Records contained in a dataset
*****
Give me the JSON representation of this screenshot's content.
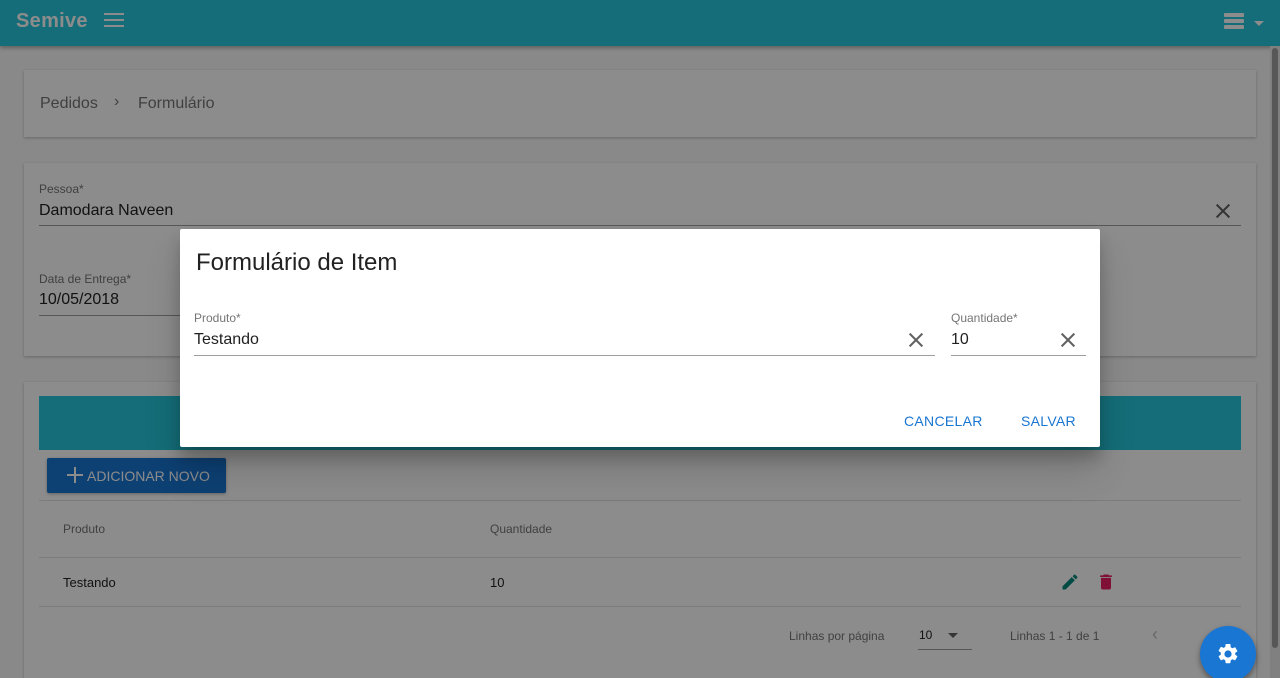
{
  "app": {
    "brand": "Semive"
  },
  "breadcrumb": {
    "items": [
      "Pedidos",
      "Formulário"
    ],
    "separator": "›"
  },
  "order_form": {
    "person": {
      "label": "Pessoa*",
      "value": "Damodara Naveen"
    },
    "delivery_date": {
      "label": "Data de Entrega*",
      "value": "10/05/2018"
    }
  },
  "items_table": {
    "add_button": "ADICIONAR NOVO",
    "columns": [
      "Produto",
      "Quantidade"
    ],
    "rows": [
      {
        "product": "Testando",
        "quantity": "10"
      }
    ],
    "footer": {
      "rows_per_page_label": "Linhas por página",
      "rows_per_page_value": "10",
      "range": "Linhas 1 - 1 de 1",
      "prev": "‹"
    }
  },
  "dialog": {
    "title": "Formulário de Item",
    "product": {
      "label": "Produto*",
      "value": "Testando"
    },
    "quantity": {
      "label": "Quantidade*",
      "value": "10"
    },
    "cancel_label": "CANCELAR",
    "save_label": "SALVAR"
  },
  "colors": {
    "toolbar": "#26c6da",
    "primary": "#1976d2",
    "edit": "#00897b",
    "delete": "#e91e63"
  },
  "icons": [
    "menu-icon",
    "view-list-icon",
    "close-icon",
    "add-icon",
    "pencil-icon",
    "trash-icon",
    "chevron-left-icon",
    "gear-icon"
  ]
}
*****
## Task statement
From the records above, pick out and copy each line holding the word "Linhas".

## Answer to this task
      "rows_per_page_label": "Linhas por página",
      "range": "Linhas 1 - 1 de 1",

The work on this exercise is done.